• [Problem to solve]: In the passage below about arcades and licensed video games, which developer is said to be working on a new Spider-Man game?

Arcades are certainly not dead — and in some ways, they’ve been experiencing something of a renaissance in recent years — but they’re nowhere near as prolific as they once were. The rise of home consoles and PC gaming have made arcades obsolete in many ways, but they still offer an experience that I think is valuable and can’t be replicated at home unless you have the means to buy a bunch of arcade cabinets.
While built-in leaderboards have helped replicate the thrill of high score chasing, the fact that they’re online and reflect a global player base means there is little chance of being able to place anywhere near the top of a leaderboard, let alone in the top few hundreds of players. Nothing can beat the rivalries that used to spring up at arcades, as local players battled it out for high score supremacy with nothing but their skills and quarters. Even if you had no interest in shooting for the high score, arcades offered something for every type of gamer, including many experiences that were difficult and expensive to replicate on home consoles, such as light gun games, arcade racers with the steering wheel and foot pedals and of course, pinball machines.
2. Good Licensed Games
Good licensed games are still being made — in fact, one might argue that the modern gaming era has delivered some of the best licensed games ever thanks to the Batman Arkham series — but the overall quality and quantity isn’t what it once was. The SNES era in particular saw a plethora of great games based on existing properties, from quality movie-tie in platformers based on The Lion King and Aladdin, to a ton of Konami-produced beat-em-ups based on franchises like the Teenage Mutant Ninja Turtles and The Simpsons.
The Xbox 360/PlayStation 3 era in particular was a dark time for movie tie-ins and superhero games, with a ton of forgettable games based on hit movies like Cars and Ice Age to some of the worst Spider-Man games I’ve ever seen (seriously, how has no one bested 2004’s Spider-Man 2 yet?). Fortunately, it looks like publishers are keenly aware of this decline in quality, with Disney in particular taking big steps in recent years to make sure its properties are receiving great games, with top-tier developers like Insomniac hard at work on a new Spider-Man game and Crystal Dynamics (Tomb Raider, Deus Ex) being enlisted to craft a proper Avengers game.

• [Entries shown]:

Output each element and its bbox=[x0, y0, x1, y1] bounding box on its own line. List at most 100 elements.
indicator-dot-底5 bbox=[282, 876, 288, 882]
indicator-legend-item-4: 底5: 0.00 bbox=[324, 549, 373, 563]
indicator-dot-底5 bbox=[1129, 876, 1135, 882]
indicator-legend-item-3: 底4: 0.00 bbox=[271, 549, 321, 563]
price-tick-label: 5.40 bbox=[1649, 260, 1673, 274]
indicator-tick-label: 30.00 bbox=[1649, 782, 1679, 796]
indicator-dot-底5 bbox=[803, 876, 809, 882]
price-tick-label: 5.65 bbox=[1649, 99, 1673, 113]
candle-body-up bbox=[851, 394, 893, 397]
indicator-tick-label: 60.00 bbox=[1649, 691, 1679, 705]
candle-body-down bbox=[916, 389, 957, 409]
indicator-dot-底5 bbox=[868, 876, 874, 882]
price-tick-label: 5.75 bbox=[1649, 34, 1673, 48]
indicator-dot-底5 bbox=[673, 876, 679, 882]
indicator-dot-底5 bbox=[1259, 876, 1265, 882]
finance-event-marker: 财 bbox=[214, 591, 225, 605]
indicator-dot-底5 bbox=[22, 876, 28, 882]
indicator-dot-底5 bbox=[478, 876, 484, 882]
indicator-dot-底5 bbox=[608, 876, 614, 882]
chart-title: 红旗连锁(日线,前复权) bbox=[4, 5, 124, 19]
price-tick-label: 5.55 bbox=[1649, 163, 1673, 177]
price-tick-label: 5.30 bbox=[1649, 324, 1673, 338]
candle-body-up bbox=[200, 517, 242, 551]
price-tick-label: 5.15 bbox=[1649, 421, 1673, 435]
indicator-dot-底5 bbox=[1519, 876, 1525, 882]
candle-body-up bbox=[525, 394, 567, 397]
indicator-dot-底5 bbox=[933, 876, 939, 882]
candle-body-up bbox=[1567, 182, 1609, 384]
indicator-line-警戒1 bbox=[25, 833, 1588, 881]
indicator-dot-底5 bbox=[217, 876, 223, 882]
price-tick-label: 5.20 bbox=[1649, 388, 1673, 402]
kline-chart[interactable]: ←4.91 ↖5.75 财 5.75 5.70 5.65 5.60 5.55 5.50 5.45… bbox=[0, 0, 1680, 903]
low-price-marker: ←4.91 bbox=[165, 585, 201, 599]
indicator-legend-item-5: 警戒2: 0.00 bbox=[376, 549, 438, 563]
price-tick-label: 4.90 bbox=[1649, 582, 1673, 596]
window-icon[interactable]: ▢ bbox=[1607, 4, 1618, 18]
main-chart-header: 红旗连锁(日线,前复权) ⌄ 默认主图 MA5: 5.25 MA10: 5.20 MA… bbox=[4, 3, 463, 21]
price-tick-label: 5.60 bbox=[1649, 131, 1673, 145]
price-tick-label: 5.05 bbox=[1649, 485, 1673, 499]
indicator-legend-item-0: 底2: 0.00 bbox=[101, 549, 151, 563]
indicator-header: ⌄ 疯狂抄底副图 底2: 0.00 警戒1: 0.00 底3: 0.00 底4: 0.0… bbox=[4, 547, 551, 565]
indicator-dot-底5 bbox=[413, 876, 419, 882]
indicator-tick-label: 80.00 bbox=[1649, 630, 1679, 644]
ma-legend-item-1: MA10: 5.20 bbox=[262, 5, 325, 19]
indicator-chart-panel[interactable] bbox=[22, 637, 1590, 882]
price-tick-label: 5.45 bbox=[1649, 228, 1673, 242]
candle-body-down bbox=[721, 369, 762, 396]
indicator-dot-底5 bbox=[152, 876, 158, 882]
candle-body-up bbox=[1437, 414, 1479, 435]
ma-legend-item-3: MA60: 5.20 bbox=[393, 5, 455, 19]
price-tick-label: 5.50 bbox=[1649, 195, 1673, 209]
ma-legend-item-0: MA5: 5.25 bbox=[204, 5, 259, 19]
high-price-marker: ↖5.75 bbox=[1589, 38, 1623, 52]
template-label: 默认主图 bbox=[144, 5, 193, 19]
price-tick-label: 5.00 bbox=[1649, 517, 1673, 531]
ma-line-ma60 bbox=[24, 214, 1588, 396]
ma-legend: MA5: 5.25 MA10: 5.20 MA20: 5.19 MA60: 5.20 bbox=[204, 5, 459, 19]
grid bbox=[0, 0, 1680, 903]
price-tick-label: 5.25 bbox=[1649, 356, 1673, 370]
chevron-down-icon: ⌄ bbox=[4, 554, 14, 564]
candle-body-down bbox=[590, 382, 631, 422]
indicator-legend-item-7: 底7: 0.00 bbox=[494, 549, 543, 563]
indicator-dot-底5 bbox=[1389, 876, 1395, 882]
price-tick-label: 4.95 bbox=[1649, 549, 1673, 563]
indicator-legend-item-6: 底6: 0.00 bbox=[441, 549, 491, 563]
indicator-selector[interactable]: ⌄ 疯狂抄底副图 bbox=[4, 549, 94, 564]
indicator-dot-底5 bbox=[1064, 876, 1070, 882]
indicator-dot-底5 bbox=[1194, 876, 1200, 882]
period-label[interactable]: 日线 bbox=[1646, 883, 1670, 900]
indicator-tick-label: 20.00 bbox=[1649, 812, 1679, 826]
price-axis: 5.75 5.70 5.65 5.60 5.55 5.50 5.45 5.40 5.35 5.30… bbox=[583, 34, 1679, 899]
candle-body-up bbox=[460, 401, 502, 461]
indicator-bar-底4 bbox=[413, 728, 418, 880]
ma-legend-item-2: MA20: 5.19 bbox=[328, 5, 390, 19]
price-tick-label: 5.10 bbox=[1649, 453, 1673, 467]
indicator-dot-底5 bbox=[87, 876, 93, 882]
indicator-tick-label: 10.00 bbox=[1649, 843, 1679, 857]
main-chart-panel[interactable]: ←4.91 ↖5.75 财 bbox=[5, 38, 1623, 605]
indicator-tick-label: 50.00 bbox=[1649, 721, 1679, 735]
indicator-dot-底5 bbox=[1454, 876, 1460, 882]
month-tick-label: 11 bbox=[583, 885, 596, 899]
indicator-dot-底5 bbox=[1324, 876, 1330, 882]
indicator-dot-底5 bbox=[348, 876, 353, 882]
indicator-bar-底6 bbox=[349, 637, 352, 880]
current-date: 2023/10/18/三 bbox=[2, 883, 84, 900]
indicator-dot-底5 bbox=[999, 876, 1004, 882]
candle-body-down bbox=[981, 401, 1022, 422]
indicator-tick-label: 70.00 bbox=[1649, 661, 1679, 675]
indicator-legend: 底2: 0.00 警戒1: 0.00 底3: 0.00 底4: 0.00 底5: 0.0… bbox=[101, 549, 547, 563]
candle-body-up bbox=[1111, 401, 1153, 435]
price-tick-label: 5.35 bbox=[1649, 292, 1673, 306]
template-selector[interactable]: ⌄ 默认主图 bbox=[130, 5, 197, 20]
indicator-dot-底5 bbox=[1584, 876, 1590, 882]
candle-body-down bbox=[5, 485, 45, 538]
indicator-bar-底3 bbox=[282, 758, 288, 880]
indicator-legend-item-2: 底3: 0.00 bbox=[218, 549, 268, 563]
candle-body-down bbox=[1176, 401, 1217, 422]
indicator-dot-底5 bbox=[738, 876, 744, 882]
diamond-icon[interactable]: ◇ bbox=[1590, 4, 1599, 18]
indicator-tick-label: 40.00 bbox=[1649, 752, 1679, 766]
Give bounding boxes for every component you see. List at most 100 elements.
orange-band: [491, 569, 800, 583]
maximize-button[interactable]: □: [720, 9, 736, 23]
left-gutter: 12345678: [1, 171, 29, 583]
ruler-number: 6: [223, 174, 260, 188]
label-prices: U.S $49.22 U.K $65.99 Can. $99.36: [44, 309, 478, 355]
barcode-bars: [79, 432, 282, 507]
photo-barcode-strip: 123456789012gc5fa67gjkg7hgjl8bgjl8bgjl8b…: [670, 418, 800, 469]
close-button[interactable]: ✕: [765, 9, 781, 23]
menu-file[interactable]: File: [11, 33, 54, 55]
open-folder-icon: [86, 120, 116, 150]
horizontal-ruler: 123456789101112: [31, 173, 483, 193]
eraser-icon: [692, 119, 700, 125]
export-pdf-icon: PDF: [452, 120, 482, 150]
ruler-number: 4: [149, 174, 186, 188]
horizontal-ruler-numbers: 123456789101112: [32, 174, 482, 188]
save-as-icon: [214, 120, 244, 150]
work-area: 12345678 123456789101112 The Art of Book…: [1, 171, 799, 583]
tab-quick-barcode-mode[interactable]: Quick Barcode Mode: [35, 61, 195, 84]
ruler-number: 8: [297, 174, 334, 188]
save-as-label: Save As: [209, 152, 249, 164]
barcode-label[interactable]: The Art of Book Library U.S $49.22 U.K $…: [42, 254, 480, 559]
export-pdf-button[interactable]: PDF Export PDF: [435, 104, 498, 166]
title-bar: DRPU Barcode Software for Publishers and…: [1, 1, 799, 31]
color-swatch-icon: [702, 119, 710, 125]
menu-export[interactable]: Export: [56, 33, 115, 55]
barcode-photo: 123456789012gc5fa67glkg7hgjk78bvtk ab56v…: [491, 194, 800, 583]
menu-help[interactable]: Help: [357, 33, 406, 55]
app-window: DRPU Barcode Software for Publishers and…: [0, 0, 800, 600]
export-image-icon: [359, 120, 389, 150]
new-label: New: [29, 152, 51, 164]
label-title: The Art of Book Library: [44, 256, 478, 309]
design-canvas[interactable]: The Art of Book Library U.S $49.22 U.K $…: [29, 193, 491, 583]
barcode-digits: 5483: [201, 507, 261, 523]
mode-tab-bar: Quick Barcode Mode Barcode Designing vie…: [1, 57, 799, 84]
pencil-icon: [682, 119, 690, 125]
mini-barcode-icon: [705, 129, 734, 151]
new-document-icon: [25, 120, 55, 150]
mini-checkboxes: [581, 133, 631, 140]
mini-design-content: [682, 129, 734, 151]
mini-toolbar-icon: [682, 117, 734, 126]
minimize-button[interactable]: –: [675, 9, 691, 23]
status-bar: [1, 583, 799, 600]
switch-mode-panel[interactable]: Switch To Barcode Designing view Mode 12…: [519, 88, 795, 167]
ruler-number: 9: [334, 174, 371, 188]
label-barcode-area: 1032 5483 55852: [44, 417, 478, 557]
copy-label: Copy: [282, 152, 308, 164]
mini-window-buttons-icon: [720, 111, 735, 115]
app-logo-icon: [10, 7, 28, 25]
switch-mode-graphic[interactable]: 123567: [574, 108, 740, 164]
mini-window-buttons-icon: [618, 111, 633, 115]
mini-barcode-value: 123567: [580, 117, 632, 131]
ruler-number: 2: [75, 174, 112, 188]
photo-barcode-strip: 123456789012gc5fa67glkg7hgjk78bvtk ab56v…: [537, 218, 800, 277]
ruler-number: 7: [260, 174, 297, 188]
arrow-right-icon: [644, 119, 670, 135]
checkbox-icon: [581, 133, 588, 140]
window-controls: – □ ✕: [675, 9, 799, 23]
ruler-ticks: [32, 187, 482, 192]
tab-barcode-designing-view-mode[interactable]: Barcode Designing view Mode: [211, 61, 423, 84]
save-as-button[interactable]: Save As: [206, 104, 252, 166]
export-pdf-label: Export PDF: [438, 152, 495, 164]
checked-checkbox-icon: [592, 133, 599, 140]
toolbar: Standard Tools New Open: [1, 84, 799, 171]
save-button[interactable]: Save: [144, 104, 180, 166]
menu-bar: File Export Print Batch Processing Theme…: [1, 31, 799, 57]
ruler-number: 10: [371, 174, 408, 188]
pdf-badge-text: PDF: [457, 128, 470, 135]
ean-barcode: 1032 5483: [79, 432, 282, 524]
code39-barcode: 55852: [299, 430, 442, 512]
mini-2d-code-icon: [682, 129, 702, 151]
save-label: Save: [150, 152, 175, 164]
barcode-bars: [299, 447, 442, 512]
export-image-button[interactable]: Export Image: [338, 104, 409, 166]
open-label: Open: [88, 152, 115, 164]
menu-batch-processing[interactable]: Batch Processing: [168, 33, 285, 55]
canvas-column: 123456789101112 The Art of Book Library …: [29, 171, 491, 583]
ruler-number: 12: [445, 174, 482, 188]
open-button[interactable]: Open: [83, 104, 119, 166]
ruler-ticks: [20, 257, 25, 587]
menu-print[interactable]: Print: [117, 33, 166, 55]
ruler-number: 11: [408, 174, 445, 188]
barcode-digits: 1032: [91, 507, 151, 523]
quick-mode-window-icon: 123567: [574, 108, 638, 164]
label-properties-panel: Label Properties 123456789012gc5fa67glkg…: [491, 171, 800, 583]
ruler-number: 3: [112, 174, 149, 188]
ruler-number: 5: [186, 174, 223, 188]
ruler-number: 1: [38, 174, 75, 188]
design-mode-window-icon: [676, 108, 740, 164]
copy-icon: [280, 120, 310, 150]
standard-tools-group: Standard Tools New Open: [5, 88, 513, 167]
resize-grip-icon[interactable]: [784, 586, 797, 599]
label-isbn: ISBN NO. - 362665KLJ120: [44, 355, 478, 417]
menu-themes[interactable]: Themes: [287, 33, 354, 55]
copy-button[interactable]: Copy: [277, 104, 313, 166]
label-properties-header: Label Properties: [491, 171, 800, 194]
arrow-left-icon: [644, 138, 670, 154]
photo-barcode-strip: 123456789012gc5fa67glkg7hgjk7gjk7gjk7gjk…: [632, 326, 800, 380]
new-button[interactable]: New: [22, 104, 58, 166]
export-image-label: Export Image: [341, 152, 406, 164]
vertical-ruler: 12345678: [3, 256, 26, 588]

• [Result of this task]: Insomniac